▸ DESCRIPTION OF THE TASK: In the material below, find each line holding the string "this" and copy it.

▸ PROVIDED INFORMATION:

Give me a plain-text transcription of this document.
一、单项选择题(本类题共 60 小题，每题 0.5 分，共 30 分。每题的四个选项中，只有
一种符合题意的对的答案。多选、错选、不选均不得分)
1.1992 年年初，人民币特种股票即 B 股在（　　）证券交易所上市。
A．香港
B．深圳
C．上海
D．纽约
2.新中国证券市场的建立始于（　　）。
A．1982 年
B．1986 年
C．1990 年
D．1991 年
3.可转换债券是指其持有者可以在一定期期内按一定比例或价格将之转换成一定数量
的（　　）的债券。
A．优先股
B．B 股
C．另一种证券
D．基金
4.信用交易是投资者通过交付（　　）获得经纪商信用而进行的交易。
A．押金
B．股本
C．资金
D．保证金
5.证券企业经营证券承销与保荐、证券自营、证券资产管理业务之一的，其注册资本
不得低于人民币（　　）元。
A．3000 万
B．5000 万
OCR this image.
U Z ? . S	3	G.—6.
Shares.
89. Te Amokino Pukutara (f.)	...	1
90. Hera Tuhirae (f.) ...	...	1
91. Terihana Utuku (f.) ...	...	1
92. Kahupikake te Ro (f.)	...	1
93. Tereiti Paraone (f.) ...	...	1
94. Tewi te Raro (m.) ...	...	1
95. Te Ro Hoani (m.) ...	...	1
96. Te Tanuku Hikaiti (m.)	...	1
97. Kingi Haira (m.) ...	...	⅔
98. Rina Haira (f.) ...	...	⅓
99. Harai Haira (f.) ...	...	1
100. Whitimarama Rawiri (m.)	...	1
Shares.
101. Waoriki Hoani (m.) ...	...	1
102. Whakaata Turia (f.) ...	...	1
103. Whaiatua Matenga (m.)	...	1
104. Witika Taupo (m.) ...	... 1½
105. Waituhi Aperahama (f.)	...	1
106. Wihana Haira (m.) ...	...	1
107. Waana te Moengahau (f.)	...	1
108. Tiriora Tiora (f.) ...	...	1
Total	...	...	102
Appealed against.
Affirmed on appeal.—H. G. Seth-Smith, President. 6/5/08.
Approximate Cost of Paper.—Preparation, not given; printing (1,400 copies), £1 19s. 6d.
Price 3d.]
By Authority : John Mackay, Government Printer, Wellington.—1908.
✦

▸ RESPONSE:
Give me a plain-text transcription of this document.
OCR this image.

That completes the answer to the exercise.